>> START Data

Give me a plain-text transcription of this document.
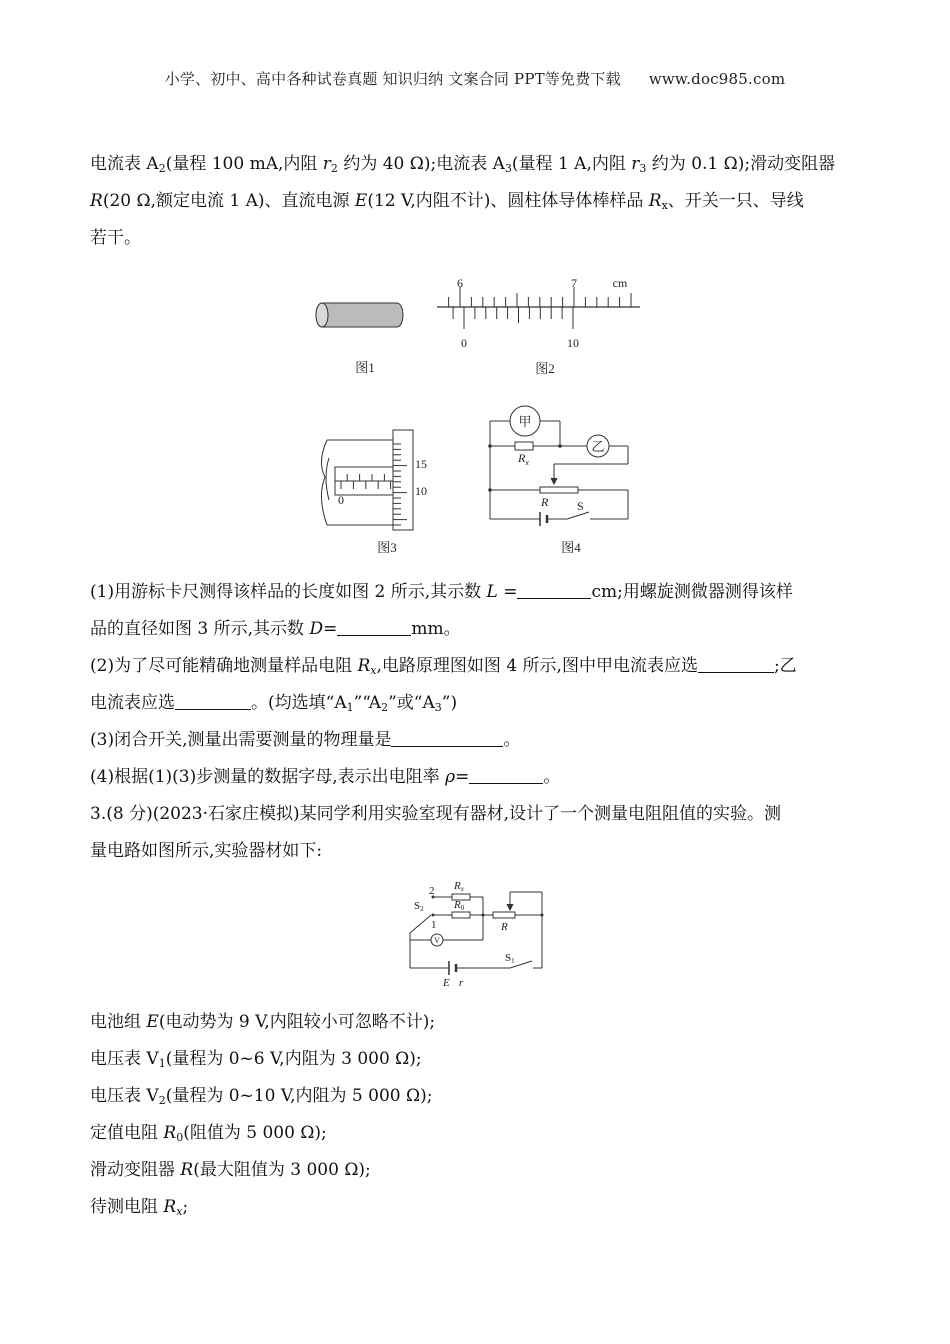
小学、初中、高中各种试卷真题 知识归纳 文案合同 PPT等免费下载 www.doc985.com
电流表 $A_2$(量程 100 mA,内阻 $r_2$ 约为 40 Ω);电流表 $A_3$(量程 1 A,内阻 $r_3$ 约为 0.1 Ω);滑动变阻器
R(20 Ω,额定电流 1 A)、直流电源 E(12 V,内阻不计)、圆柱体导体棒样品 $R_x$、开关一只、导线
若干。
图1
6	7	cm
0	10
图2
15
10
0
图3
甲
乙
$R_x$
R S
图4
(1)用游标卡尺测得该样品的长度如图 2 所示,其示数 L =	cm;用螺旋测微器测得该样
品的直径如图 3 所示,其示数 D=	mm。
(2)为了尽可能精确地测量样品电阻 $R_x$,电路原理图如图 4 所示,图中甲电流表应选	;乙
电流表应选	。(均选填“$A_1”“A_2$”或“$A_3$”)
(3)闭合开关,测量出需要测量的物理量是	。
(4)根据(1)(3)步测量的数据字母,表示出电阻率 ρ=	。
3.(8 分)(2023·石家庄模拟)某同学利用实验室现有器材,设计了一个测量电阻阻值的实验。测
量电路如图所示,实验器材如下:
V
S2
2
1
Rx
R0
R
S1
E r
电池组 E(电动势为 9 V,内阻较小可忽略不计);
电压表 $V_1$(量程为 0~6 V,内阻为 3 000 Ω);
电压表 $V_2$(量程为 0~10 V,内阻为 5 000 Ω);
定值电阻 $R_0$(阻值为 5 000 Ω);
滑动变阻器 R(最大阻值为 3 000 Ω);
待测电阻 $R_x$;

>> END Data
>> START Data

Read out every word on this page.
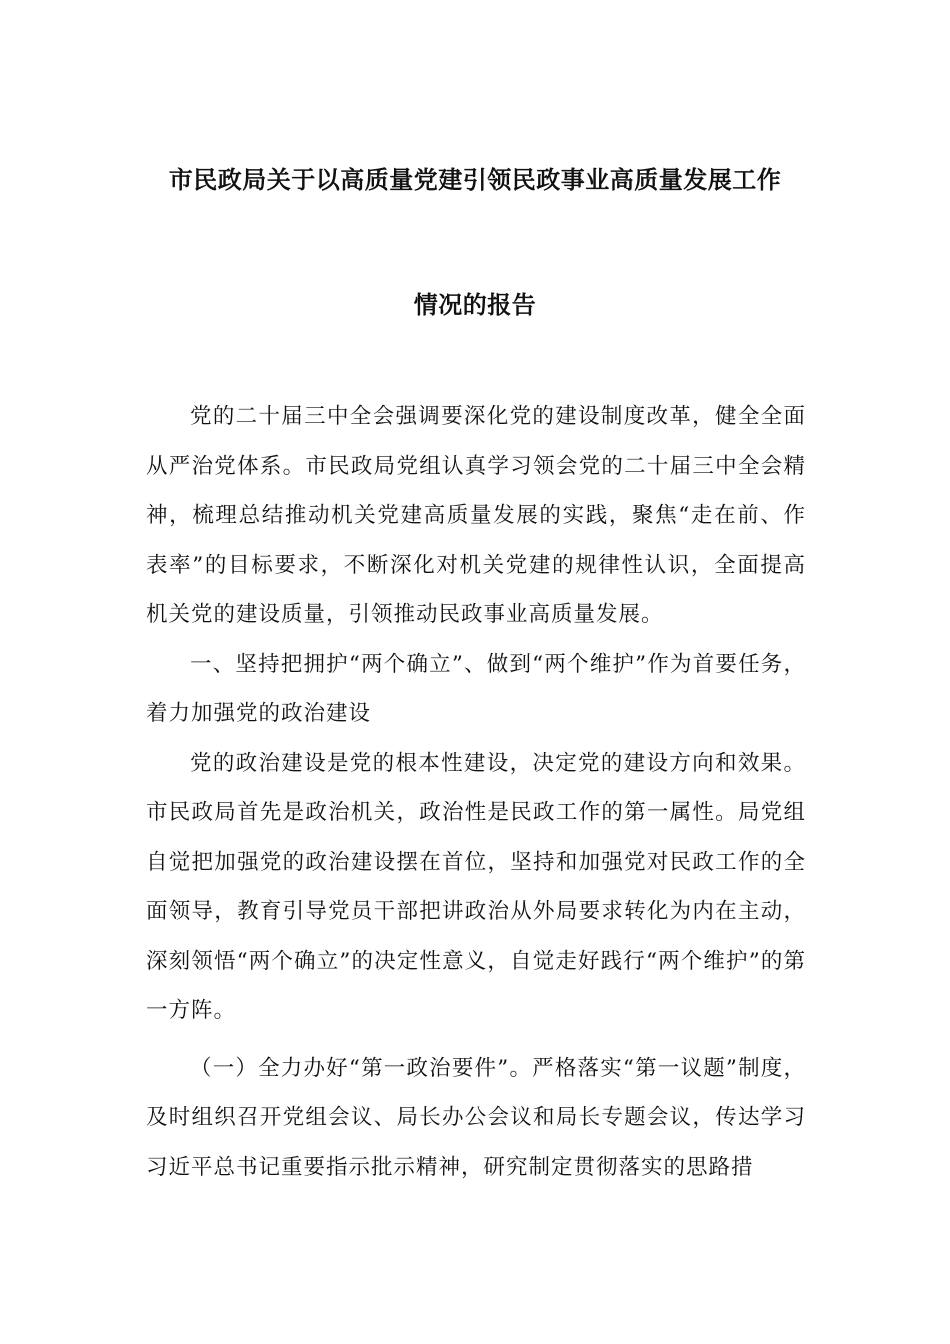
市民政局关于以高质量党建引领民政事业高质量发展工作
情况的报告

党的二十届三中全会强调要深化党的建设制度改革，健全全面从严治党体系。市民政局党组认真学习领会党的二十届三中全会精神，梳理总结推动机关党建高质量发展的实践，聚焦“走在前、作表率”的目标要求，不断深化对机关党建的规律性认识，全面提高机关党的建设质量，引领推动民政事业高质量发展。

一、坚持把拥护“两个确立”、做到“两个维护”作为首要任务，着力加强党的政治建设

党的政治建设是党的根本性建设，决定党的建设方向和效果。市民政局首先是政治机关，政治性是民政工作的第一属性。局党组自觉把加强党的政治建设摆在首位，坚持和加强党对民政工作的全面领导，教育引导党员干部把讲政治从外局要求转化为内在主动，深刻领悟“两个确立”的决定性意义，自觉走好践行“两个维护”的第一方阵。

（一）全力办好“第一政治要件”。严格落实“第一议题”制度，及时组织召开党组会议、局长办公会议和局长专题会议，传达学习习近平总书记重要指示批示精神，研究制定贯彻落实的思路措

>> END Data

Identify the lines that hold the word "this". Copy every one of them.

Give me a plain-text transcription of this document.
Read out every word on this page.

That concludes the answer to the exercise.